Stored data
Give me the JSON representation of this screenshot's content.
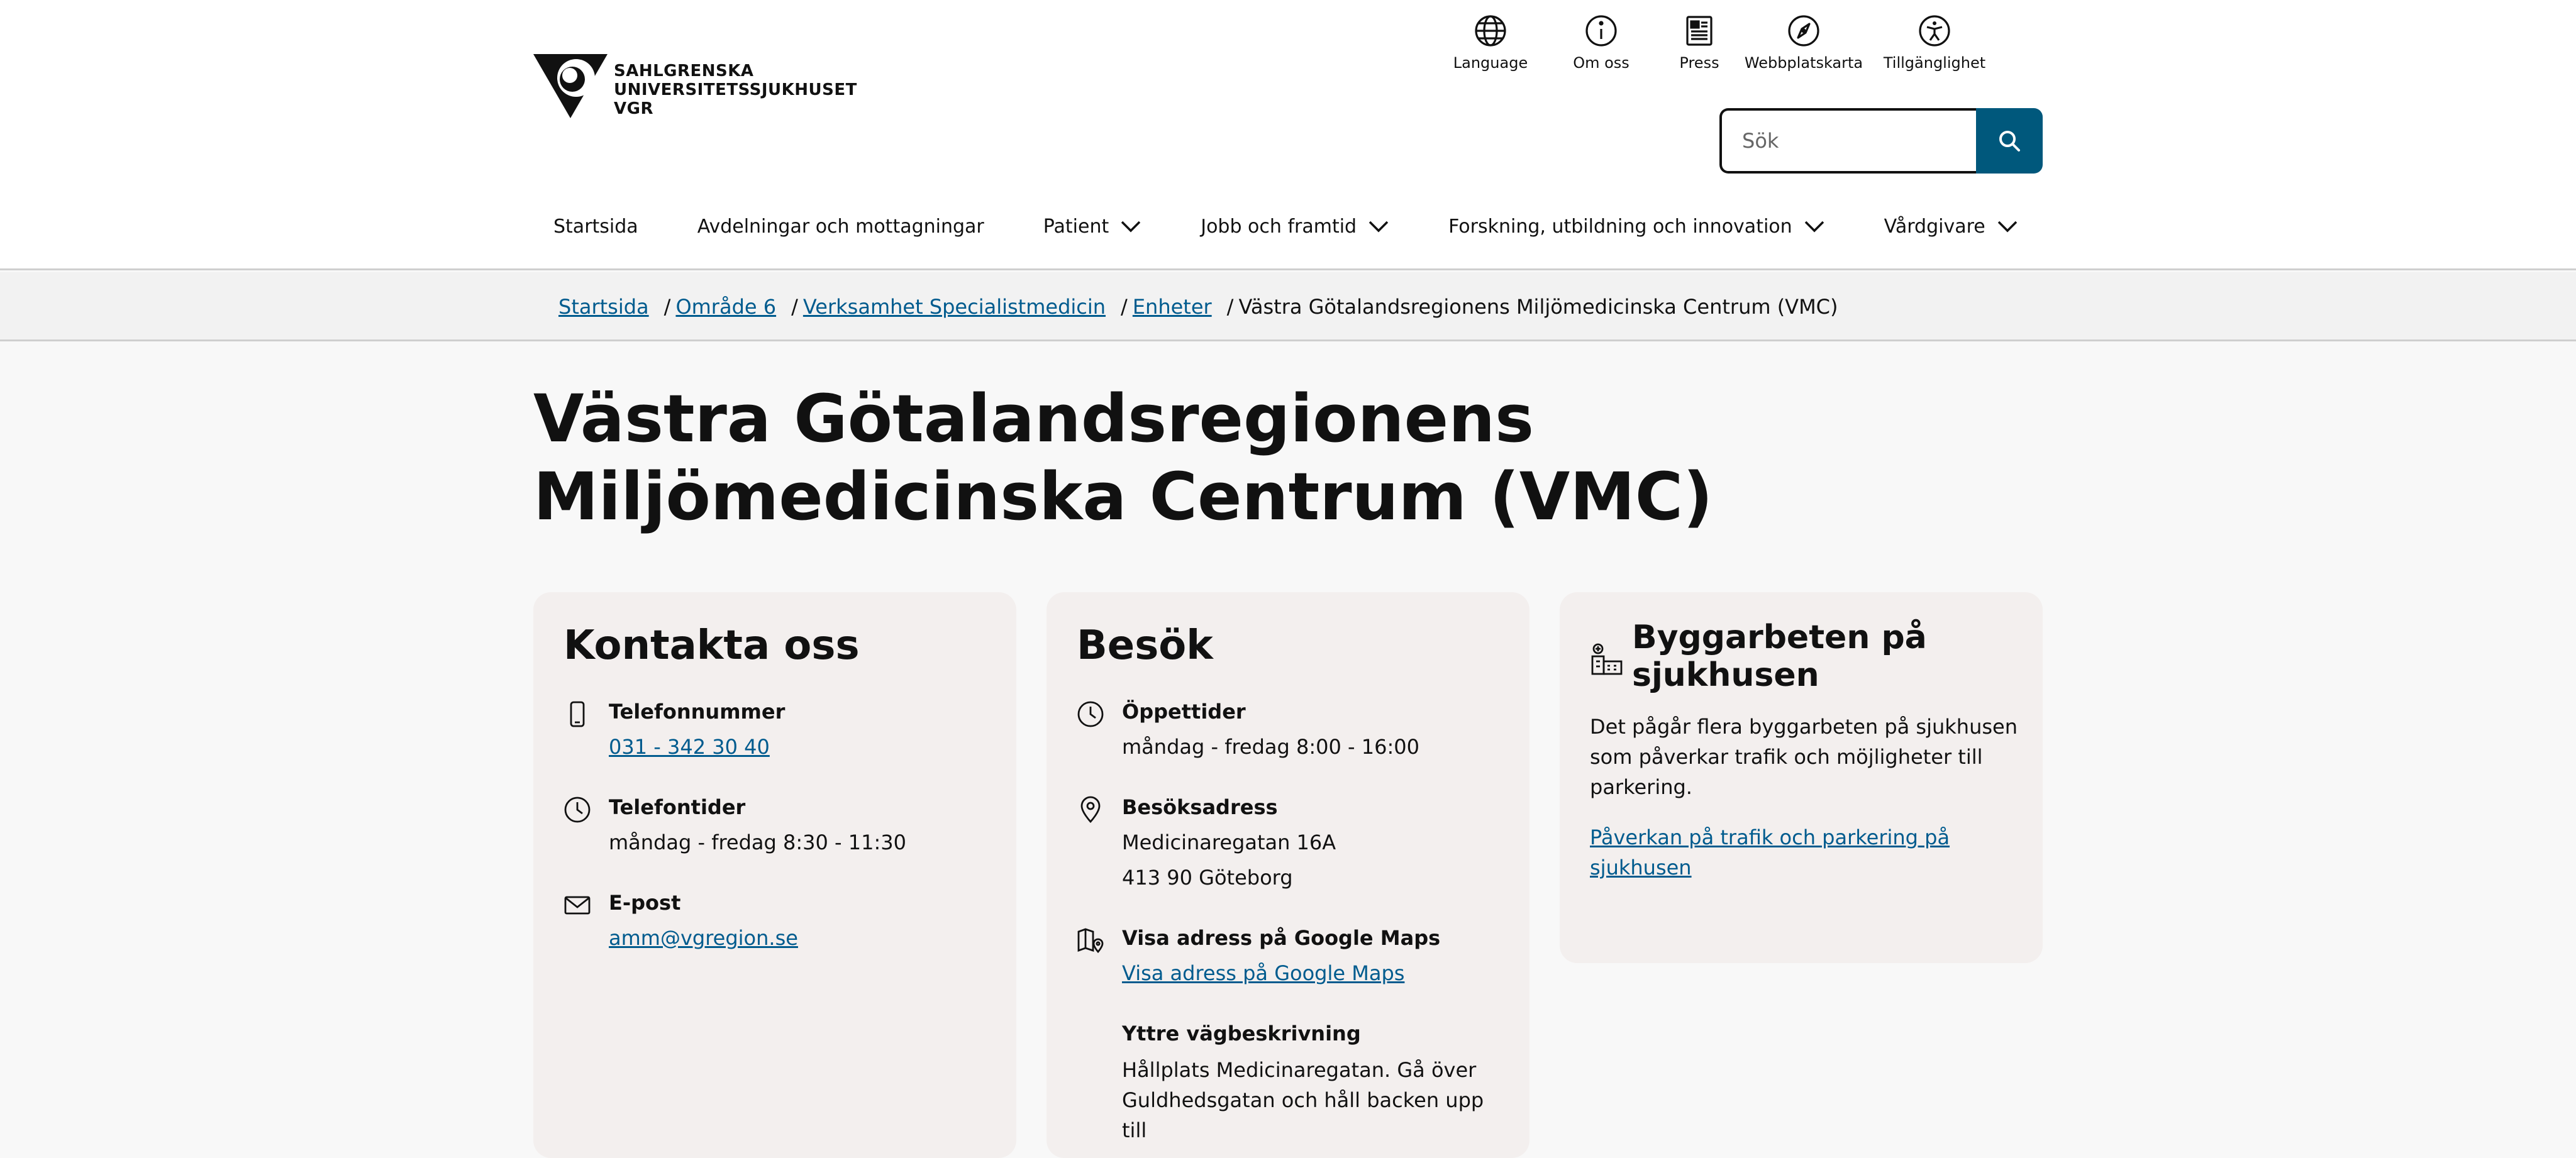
{
  "logo": {
    "lines": [
      "SAHLGRENSKA",
      "UNIVERSITETSSJUKHUSET",
      "VGR"
    ]
  },
  "utility_nav": [
    {
      "label": "Language",
      "icon": "globe-icon"
    },
    {
      "label": "Om oss",
      "icon": "info-icon"
    },
    {
      "label": "Press",
      "icon": "newspaper-icon"
    },
    {
      "label": "Webbplatskarta",
      "icon": "compass-icon"
    },
    {
      "label": "Tillgänglighet",
      "icon": "accessibility-icon"
    }
  ],
  "search": {
    "placeholder": "Sök",
    "button_icon": "search-icon"
  },
  "main_nav": [
    {
      "label": "Startsida",
      "dropdown": false
    },
    {
      "label": "Avdelningar och mottagningar",
      "dropdown": false
    },
    {
      "label": "Patient",
      "dropdown": true
    },
    {
      "label": "Jobb och framtid",
      "dropdown": true
    },
    {
      "label": "Forskning, utbildning och innovation",
      "dropdown": true
    },
    {
      "label": "Vårdgivare",
      "dropdown": true
    }
  ],
  "breadcrumb": {
    "items": [
      "Startsida",
      "Område 6",
      "Verksamhet Specialistmedicin",
      "Enheter"
    ],
    "separator": "/",
    "current": "Västra Götalandsregionens Miljömedicinska Centrum (VMC)"
  },
  "page": {
    "title": "Västra Götalandsregionens Miljömedicinska Centrum (VMC)"
  },
  "contact": {
    "heading": "Kontakta oss",
    "phone_label": "Telefonnummer",
    "phone_value": "031 - 342 30 40",
    "hours_label": "Telefontider",
    "hours_value": "måndag - fredag 8:30 - 11:30",
    "email_label": "E-post",
    "email_value": "amm@vgregion.se"
  },
  "visit": {
    "heading": "Besök",
    "open_label": "Öppettider",
    "open_value": "måndag - fredag 8:00 - 16:00",
    "address_label": "Besöksadress",
    "address_line1": "Medicinaregatan 16A",
    "address_line2": "413 90 Göteborg",
    "maps_label": "Visa adress på Google Maps",
    "maps_link": "Visa adress på Google Maps",
    "directions_label": "Yttre vägbeskrivning",
    "directions_text": "Hållplats Medicinaregatan. Gå över Guldhedsgatan och håll backen upp till"
  },
  "construction": {
    "heading": "Byggarbeten på sjukhusen",
    "text": "Det pågår flera byggarbeten på sjukhusen som påverkar trafik och möjligheter till parkering.",
    "link": "Påverkan på trafik och parkering på sjukhusen"
  },
  "colors": {
    "accent": "#00587c",
    "link": "#005b8e",
    "card_bg": "#f3efee",
    "page_bg": "#f8f8f8"
  }
}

- [What needs to be done]: Keep the pictures out of the copy and write out the data exactly as it stands.

- [Written reply]:
Give me the JSON representation of this screenshot's content.
{
  "logo": {
    "lines": [
      "SAHLGRENSKA",
      "UNIVERSITETSSJUKHUSET",
      "VGR"
    ]
  },
  "utility_nav": [
    {
      "label": "Language",
      "icon": "globe-icon"
    },
    {
      "label": "Om oss",
      "icon": "info-icon"
    },
    {
      "label": "Press",
      "icon": "newspaper-icon"
    },
    {
      "label": "Webbplatskarta",
      "icon": "compass-icon"
    },
    {
      "label": "Tillgänglighet",
      "icon": "accessibility-icon"
    }
  ],
  "search": {
    "placeholder": "Sök",
    "button_icon": "search-icon"
  },
  "main_nav": [
    {
      "label": "Startsida",
      "dropdown": false
    },
    {
      "label": "Avdelningar och mottagningar",
      "dropdown": false
    },
    {
      "label": "Patient",
      "dropdown": true
    },
    {
      "label": "Jobb och framtid",
      "dropdown": true
    },
    {
      "label": "Forskning, utbildning och innovation",
      "dropdown": true
    },
    {
      "label": "Vårdgivare",
      "dropdown": true
    }
  ],
  "breadcrumb": {
    "items": [
      "Startsida",
      "Område 6",
      "Verksamhet Specialistmedicin",
      "Enheter"
    ],
    "separator": "/",
    "current": "Västra Götalandsregionens Miljömedicinska Centrum (VMC)"
  },
  "page": {
    "title": "Västra Götalandsregionens Miljömedicinska Centrum (VMC)"
  },
  "contact": {
    "heading": "Kontakta oss",
    "phone_label": "Telefonnummer",
    "phone_value": "031 - 342 30 40",
    "hours_label": "Telefontider",
    "hours_value": "måndag - fredag 8:30 - 11:30",
    "email_label": "E-post",
    "email_value": "amm@vgregion.se"
  },
  "visit": {
    "heading": "Besök",
    "open_label": "Öppettider",
    "open_value": "måndag - fredag 8:00 - 16:00",
    "address_label": "Besöksadress",
    "address_line1": "Medicinaregatan 16A",
    "address_line2": "413 90 Göteborg",
    "maps_label": "Visa adress på Google Maps",
    "maps_link": "Visa adress på Google Maps",
    "directions_label": "Yttre vägbeskrivning",
    "directions_text": "Hållplats Medicinaregatan. Gå över Guldhedsgatan och håll backen upp till"
  },
  "construction": {
    "heading": "Byggarbeten på sjukhusen",
    "text": "Det pågår flera byggarbeten på sjukhusen som påverkar trafik och möjligheter till parkering.",
    "link": "Påverkan på trafik och parkering på sjukhusen"
  },
  "colors": {
    "accent": "#00587c",
    "link": "#005b8e",
    "card_bg": "#f3efee",
    "page_bg": "#f8f8f8"
  }
}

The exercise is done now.